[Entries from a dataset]
======
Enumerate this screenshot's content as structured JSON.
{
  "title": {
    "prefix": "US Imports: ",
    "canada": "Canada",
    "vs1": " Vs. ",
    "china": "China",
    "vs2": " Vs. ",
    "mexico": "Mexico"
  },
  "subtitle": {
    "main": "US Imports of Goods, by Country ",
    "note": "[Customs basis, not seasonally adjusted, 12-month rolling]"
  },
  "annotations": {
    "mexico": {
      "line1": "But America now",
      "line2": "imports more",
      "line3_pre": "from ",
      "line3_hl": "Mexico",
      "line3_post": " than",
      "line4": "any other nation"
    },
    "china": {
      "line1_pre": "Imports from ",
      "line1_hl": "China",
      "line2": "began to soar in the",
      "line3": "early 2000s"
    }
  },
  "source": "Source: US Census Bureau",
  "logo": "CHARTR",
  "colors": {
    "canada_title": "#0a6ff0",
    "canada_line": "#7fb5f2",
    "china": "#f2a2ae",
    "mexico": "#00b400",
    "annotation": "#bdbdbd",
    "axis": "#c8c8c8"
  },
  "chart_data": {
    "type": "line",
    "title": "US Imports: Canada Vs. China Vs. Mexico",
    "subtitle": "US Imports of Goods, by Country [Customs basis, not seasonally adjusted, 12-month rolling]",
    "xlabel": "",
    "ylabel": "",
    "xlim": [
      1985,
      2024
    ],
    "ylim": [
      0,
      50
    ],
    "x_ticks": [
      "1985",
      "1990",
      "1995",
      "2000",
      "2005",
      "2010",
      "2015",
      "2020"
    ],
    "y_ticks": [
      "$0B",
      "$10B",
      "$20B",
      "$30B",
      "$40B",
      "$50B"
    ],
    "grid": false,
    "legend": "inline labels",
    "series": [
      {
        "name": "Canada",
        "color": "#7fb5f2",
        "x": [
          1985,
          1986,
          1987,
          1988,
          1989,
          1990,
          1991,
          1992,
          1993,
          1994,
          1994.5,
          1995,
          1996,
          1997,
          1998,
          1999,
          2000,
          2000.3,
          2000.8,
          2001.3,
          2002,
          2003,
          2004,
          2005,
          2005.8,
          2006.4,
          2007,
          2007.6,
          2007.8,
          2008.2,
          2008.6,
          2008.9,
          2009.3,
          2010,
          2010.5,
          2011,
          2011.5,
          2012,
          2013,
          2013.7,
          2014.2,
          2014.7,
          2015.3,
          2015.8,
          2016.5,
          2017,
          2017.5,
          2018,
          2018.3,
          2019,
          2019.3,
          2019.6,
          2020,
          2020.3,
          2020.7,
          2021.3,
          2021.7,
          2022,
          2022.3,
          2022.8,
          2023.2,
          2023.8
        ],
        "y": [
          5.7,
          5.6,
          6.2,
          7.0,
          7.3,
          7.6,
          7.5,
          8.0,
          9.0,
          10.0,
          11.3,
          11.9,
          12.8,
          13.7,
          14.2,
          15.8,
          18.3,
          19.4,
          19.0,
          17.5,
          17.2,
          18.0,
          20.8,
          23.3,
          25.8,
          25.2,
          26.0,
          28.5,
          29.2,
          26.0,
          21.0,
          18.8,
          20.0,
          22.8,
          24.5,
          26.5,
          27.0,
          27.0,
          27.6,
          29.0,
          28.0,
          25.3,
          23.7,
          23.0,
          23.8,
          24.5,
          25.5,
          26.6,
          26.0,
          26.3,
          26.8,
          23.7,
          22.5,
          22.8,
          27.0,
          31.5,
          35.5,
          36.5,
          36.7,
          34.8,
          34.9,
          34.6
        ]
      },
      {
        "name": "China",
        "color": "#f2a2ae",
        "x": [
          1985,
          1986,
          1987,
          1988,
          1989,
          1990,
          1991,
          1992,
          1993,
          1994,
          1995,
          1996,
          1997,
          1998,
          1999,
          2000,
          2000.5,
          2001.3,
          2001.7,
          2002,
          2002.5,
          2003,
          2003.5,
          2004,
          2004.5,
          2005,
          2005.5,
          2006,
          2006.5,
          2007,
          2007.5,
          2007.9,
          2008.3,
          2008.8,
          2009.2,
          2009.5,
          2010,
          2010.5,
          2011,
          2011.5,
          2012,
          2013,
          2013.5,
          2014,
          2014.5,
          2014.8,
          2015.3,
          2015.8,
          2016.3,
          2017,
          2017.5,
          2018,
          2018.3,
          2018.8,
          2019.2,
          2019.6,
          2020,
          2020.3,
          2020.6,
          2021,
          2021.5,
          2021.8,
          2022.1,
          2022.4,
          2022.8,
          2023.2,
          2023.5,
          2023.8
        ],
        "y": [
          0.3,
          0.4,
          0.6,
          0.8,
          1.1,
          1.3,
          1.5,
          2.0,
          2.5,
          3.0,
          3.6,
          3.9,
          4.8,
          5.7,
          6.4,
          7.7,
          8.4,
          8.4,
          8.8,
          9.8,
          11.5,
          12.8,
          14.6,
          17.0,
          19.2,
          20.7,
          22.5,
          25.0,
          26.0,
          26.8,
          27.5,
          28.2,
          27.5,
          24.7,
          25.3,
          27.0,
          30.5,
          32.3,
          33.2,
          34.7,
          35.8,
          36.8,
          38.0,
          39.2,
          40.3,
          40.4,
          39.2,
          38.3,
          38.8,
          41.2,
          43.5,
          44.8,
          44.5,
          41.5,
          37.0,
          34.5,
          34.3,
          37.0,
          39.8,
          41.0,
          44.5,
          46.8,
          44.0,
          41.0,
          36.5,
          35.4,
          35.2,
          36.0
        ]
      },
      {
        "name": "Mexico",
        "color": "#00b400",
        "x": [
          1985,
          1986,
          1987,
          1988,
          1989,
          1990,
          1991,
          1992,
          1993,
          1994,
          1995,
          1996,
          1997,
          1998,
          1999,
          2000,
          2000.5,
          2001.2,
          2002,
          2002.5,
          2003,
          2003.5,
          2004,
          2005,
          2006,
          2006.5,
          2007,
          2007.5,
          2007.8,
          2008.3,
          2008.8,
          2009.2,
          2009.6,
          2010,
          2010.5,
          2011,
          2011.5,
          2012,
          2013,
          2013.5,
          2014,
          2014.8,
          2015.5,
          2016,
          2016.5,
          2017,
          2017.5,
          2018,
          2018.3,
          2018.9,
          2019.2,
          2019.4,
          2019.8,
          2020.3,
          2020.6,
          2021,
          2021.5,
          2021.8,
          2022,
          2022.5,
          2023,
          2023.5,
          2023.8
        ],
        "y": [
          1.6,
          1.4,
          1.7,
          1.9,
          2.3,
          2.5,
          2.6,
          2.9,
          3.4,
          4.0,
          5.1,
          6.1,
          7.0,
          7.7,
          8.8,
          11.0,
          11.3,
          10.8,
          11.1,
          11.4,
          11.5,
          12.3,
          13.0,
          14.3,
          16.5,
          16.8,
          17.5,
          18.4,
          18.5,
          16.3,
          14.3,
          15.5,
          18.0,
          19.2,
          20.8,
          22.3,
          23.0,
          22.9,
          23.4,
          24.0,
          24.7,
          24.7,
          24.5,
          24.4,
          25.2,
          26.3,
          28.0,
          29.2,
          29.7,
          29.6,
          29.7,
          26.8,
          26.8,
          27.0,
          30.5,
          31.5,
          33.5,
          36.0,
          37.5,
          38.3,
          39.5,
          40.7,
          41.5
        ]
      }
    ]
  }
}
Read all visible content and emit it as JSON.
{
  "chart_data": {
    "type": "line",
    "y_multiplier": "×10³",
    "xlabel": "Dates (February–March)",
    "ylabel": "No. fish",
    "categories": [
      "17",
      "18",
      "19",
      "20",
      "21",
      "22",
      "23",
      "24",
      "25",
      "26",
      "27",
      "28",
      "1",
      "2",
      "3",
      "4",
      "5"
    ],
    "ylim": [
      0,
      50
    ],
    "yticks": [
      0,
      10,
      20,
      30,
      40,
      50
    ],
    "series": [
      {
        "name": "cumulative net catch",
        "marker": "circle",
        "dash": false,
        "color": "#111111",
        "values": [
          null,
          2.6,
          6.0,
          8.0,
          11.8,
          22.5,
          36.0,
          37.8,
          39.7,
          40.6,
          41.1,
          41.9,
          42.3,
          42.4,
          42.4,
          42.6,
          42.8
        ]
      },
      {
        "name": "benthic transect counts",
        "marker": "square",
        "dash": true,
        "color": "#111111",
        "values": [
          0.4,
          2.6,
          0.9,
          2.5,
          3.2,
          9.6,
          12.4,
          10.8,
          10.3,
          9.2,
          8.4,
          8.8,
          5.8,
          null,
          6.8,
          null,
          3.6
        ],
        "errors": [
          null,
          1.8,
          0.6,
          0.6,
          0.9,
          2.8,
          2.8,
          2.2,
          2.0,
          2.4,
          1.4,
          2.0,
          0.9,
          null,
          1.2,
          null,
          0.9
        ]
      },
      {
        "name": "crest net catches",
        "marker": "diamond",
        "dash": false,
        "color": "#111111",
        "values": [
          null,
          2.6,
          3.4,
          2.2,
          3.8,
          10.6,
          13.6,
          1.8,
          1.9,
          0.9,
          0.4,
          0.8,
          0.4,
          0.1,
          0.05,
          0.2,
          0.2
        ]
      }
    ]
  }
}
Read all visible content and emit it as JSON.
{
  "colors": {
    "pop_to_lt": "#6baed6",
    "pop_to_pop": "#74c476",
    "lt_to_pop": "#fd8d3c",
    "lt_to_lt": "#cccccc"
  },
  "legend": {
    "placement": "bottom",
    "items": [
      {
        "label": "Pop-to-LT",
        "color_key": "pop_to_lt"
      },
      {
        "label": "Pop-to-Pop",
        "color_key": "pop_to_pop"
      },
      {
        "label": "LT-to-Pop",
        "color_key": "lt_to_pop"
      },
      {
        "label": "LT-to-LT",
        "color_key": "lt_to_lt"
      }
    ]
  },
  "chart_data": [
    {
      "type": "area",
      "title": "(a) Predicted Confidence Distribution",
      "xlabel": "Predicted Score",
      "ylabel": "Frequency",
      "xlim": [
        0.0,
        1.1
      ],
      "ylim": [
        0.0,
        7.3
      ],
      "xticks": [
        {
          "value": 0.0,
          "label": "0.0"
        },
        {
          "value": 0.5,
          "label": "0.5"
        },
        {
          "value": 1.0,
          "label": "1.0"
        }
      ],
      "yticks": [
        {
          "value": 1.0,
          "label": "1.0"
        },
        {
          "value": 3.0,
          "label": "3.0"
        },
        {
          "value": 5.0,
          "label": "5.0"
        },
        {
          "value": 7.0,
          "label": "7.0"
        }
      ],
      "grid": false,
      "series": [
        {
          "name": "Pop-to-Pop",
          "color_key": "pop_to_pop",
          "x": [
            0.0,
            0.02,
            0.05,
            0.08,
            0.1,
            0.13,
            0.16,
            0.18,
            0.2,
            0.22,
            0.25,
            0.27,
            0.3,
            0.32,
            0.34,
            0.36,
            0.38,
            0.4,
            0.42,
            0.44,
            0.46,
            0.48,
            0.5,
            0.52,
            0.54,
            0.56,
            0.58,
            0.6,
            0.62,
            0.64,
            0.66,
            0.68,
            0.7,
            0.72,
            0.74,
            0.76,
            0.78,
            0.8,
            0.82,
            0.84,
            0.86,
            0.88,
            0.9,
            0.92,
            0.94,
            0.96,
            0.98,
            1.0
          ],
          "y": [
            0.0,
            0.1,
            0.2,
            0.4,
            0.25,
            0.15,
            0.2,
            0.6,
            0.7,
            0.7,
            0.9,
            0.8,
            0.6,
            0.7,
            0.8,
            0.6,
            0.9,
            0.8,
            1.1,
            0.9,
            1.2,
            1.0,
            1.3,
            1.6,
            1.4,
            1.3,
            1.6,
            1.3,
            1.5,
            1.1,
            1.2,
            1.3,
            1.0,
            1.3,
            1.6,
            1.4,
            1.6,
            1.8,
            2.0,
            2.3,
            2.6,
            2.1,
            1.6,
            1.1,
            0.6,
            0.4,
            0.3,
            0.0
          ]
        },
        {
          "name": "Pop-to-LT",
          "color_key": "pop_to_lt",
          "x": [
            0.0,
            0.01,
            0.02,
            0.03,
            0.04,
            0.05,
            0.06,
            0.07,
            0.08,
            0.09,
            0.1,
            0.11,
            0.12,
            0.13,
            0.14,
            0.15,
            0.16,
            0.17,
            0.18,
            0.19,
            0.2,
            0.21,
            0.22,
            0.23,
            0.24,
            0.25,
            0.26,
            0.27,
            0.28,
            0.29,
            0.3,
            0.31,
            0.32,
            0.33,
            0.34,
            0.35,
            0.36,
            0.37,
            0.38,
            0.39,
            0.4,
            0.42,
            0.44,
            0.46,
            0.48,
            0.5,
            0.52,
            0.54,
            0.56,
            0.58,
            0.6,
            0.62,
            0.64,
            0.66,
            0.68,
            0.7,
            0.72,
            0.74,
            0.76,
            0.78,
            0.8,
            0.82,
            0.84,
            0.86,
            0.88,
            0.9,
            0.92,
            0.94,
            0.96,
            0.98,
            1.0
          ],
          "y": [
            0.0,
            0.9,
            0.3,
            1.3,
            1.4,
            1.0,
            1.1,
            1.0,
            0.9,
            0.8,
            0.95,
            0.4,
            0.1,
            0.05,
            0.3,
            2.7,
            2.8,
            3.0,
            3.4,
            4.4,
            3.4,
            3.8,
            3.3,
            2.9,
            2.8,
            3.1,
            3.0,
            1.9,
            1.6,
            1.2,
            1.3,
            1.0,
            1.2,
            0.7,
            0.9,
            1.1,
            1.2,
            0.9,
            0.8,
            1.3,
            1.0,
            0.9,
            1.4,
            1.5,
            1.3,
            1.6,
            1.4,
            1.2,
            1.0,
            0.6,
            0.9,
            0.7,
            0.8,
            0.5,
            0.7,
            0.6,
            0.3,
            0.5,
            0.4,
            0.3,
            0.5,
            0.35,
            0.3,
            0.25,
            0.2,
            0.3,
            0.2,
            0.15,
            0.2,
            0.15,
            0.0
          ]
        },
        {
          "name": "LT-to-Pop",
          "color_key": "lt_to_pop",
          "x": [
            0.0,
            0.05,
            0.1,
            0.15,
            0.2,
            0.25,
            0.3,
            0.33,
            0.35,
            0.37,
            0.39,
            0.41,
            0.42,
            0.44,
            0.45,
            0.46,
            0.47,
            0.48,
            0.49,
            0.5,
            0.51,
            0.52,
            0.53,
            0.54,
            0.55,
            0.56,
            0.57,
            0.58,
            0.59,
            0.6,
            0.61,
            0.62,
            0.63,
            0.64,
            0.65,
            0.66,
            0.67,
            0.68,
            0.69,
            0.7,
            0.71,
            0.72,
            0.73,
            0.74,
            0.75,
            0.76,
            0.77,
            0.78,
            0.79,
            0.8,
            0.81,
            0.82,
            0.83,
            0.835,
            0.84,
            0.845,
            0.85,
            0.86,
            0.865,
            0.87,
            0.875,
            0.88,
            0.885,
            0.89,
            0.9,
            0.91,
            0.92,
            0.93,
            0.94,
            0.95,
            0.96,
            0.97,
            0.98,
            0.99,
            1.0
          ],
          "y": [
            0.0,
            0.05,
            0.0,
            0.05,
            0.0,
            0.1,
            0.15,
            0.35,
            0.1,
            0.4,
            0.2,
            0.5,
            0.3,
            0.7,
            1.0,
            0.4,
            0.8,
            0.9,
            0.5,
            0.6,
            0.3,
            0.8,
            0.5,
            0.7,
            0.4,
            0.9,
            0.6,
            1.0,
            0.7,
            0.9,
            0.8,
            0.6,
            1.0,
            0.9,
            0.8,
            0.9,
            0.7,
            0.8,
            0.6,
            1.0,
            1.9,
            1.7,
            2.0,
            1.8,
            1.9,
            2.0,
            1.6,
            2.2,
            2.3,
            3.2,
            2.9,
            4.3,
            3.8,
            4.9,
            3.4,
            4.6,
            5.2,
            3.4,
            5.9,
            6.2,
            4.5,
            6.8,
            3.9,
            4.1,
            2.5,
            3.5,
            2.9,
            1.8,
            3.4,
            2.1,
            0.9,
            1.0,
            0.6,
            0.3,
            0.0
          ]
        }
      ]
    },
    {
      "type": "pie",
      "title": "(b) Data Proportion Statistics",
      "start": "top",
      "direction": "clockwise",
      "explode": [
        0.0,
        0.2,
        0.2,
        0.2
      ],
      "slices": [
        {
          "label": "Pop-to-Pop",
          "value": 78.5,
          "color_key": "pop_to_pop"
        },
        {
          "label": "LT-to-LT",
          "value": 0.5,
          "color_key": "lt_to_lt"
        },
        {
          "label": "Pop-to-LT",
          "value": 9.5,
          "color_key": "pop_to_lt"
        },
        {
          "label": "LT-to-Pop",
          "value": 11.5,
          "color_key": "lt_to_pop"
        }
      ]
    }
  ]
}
======
(WRITTEN TASK) Look through the entries and return every line where "Country" appears.

(RESPONSE TO THIS TASK)
    "main": "US Imports of Goods, by Country ",
    "subtitle": "US Imports of Goods, by Country [Customs basis, not seasonally adjusted, 12-month rolling]",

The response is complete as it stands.